#### [INSTRUCTION]
Drop the pictures, then extract the listing word for word.

• • •

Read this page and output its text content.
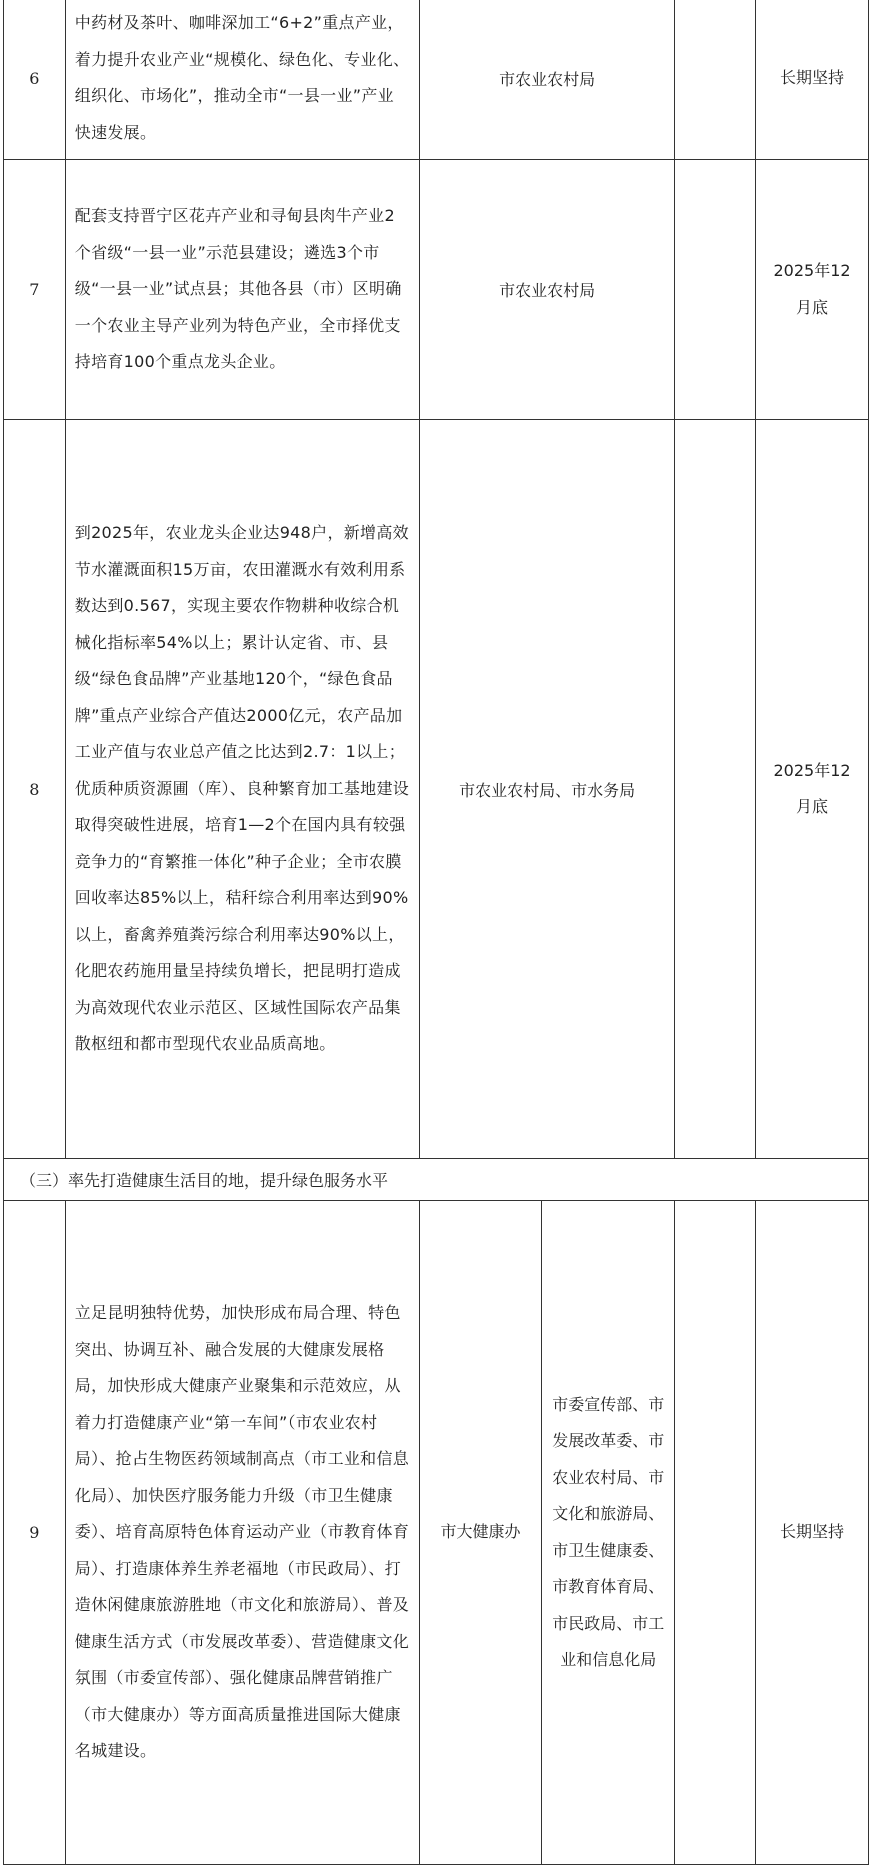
6	中药材及茶叶、咖啡深加工“6+2”重点产业，着力提升农业产业“规模化、绿色化、专业化、组织化、市场化”，推动全市“一县一业”产业快速发展。	市农业农村局			长期坚持
7	配套支持晋宁区花卉产业和寻甸县肉牛产业2个省级“一县一业”示范县建设；遴选3个市级“一县一业”试点县；其他各县（市）区明确一个农业主导产业列为特色产业，全市择优支持培育100个重点龙头企业。	市农业农村局			2025年12月底
8	到2025年，农业龙头企业达948户，新增高效节水灌溉面积15万亩，农田灌溉水有效利用系数达到0.567，实现主要农作物耕种收综合机械化指标率54%以上；累计认定省、市、县级“绿色食品牌”产业基地120个，“绿色食品牌”重点产业综合产值达2000亿元，农产品加工业产值与农业总产值之比达到2.7：1以上；优质种质资源圃（库）、良种繁育加工基地建设取得突破性进展，培育1—2个在国内具有较强竞争力的“育繁推一体化”种子企业；全市农膜回收率达85%以上，秸秆综合利用率达到90%以上，畜禽养殖粪污综合利用率达90%以上，化肥农药施用量呈持续负增长，把昆明打造成为高效现代农业示范区、区域性国际农产品集散枢纽和都市型现代农业品质高地。	市农业农村局、市水务局			2025年12月底
（三）率先打造健康生活目的地，提升绿色服务水平					
9	立足昆明独特优势，加快形成布局合理、特色突出、协调互补、融合发展的大健康发展格局，加快形成大健康产业聚集和示范效应，从着力打造健康产业“第一车间”（市农业农村局）、抢占生物医药领域制高点（市工业和信息化局）、加快医疗服务能力升级（市卫生健康委）、培育高原特色体育运动产业（市教育体育局）、打造康体养生养老福地（市民政局）、打造休闲健康旅游胜地（市文化和旅游局）、普及健康生活方式（市发展改革委）、营造健康文化氛围（市委宣传部）、强化健康品牌营销推广（市大健康办）等方面高质量推进国际大健康名城建设。	市大健康办	市委宣传部、市发展改革委、市农业农村局、市文化和旅游局、市卫生健康委、市教育体育局、市民政局、市工业和信息化局		长期坚持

• • •

#### [SOLUTION TO THE PROBLEM]
Read this page and output its text content.
6	中药材及茶叶、咖啡深加工“6+2”重点产业，着力提升农业产业“规模化、绿色化、专业化、组织化、市场化”，推动全市“一县一业”产业快速发展。	市农业农村局			长期坚持
7	配套支持晋宁区花卉产业和寻甸县肉牛产业2个省级“一县一业”示范县建设；遴选3个市级“一县一业”试点县；其他各县（市）区明确一个农业主导产业列为特色产业，全市择优支持培育100个重点龙头企业。	市农业农村局			2025年12月底
8	到2025年，农业龙头企业达948户，新增高效节水灌溉面积15万亩，农田灌溉水有效利用系数达到0.567，实现主要农作物耕种收综合机械化指标率54%以上；累计认定省、市、县级“绿色食品牌”产业基地120个，“绿色食品牌”重点产业综合产值达2000亿元，农产品加工业产值与农业总产值之比达到2.7：1以上；优质种质资源圃（库）、良种繁育加工基地建设取得突破性进展，培育1—2个在国内具有较强竞争力的“育繁推一体化”种子企业；全市农膜回收率达85%以上，秸秆综合利用率达到90%以上，畜禽养殖粪污综合利用率达90%以上，化肥农药施用量呈持续负增长，把昆明打造成为高效现代农业示范区、区域性国际农产品集散枢纽和都市型现代农业品质高地。	市农业农村局、市水务局			2025年12月底
（三）率先打造健康生活目的地，提升绿色服务水平					
9	立足昆明独特优势，加快形成布局合理、特色突出、协调互补、融合发展的大健康发展格局，加快形成大健康产业聚集和示范效应，从着力打造健康产业“第一车间”（市农业农村局）、抢占生物医药领域制高点（市工业和信息化局）、加快医疗服务能力升级（市卫生健康委）、培育高原特色体育运动产业（市教育体育局）、打造康体养生养老福地（市民政局）、打造休闲健康旅游胜地（市文化和旅游局）、普及健康生活方式（市发展改革委）、营造健康文化氛围（市委宣传部）、强化健康品牌营销推广（市大健康办）等方面高质量推进国际大健康名城建设。	市大健康办	市委宣传部、市发展改革委、市农业农村局、市文化和旅游局、市卫生健康委、市教育体育局、市民政局、市工业和信息化局		长期坚持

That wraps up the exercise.